• [Stated goal] Omit every picture while repeating the entries exactly.

------------------------------

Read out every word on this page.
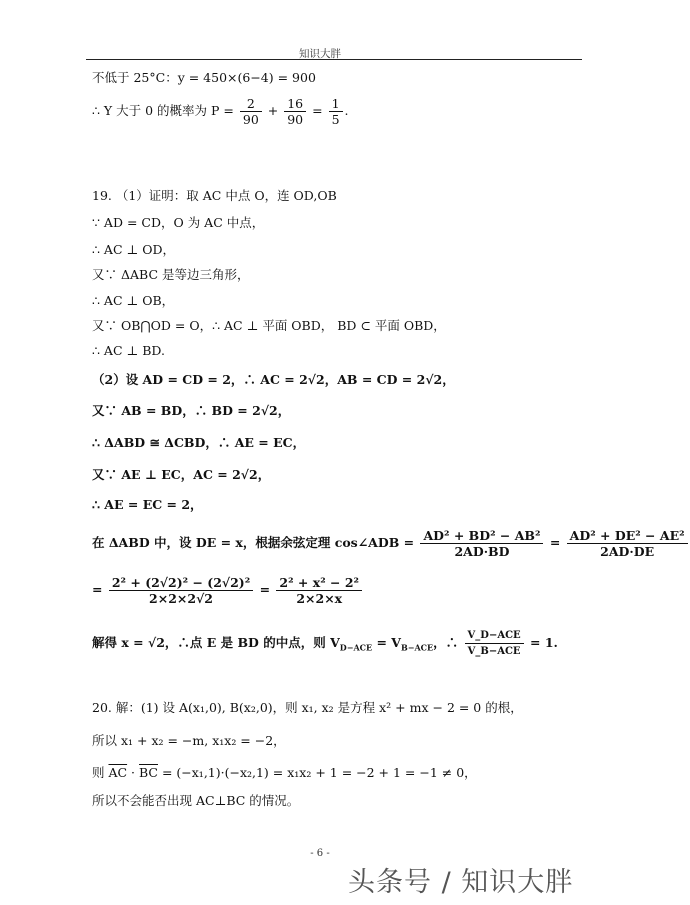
知识大胖
不低于 25°C：y = 450×(6−4) = 900
∴ Y 大于 0 的概率为 $P = \frac{2}{90} + \frac{16}{90} = \frac{1}{5}$ .
19. （1）证明：取 AC 中点 O，连 OD,OB
∵ AD = CD，O 为 AC 中点，
∴ AC ⊥ OD，
又∵ ΔABC 是等边三角形，
∴ AC ⊥ OB，
又∵ OB⋂OD = O，∴ AC ⊥ 平面 OBD， BD ⊂ 平面 OBD，
∴ AC ⊥ BD.
（2）设 AD = CD = 2，∴ AC = 2√2，AB = CD = 2√2，
又∵ AB = BD，∴ BD = 2√2，
∴ ΔABD ≅ ΔCBD，∴ AE = EC，
又∵ AE ⊥ EC，AC = 2√2，
∴ AE = EC = 2，
在 ΔABD 中，设 DE = x，根据余弦定理 cos∠ADB = $\frac{\text{AD² + BD² − AB²}}{2AD\cdot BD} = \frac{\text{AD² + DE² − AE²}}{2AD\cdot DE}$
= $\frac{\text{2² + (2√2)² − (2√2)²}}{2\times 2\times 2√2} = \frac{\text{2² + x² − 2²}}{2\times 2\times x}$
解得 x = √2，∴点 E 是 BD 的中点，则 $V_{D-ACE} = V_{B-ACE}$，∴ $\frac{\text{V\_D−ACE}}{\text{V\_B−ACE}} = 1$.
20. 解：(1) 设 A(x₁,0), B(x₂,0)，则 x₁, x₂ 是方程 x² + mx − 2 = 0 的根，
所以 x₁ + x₂ = −m, x₁x₂ = −2，
则 $\overline{AC} \cdot \overline{BC} = (-x_1,1)\cdot(-x_2,1) = x_1x_2 + 1 = -2 + 1 = -1 \ne 0$，
所以不会能否出现 AC⊥BC 的情况。
- 6 -
头条号 / 知识大胖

------------------------------

• [Answer to the task]
Read out every word on this page.
知识大胖
不低于 25°C：y = 450×(6−4) = 900
∴ Y 大于 0 的概率为 $P = \frac{2}{90} + \frac{16}{90} = \frac{1}{5}$ .
19. （1）证明：取 AC 中点 O，连 OD,OB
∵ AD = CD，O 为 AC 中点，
∴ AC ⊥ OD，
又∵ ΔABC 是等边三角形，
∴ AC ⊥ OB，
又∵ OB⋂OD = O，∴ AC ⊥ 平面 OBD， BD ⊂ 平面 OBD，
∴ AC ⊥ BD.
（2）设 AD = CD = 2，∴ AC = 2√2，AB = CD = 2√2，
又∵ AB = BD，∴ BD = 2√2，
∴ ΔABD ≅ ΔCBD，∴ AE = EC，
又∵ AE ⊥ EC，AC = 2√2，
∴ AE = EC = 2，
在 ΔABD 中，设 DE = x，根据余弦定理 cos∠ADB = $\frac{\text{AD² + BD² − AB²}}{2AD\cdot BD} = \frac{\text{AD² + DE² − AE²}}{2AD\cdot DE}$
= $\frac{\text{2² + (2√2)² − (2√2)²}}{2\times 2\times 2√2} = \frac{\text{2² + x² − 2²}}{2\times 2\times x}$
解得 x = √2，∴点 E 是 BD 的中点，则 $V_{D-ACE} = V_{B-ACE}$，∴ $\frac{\text{V\_D−ACE}}{\text{V\_B−ACE}} = 1$.
20. 解：(1) 设 A(x₁,0), B(x₂,0)，则 x₁, x₂ 是方程 x² + mx − 2 = 0 的根，
所以 x₁ + x₂ = −m, x₁x₂ = −2，
则 $\overline{AC} \cdot \overline{BC} = (-x_1,1)\cdot(-x_2,1) = x_1x_2 + 1 = -2 + 1 = -1 \ne 0$，
所以不会能否出现 AC⊥BC 的情况。
- 6 -
头条号 / 知识大胖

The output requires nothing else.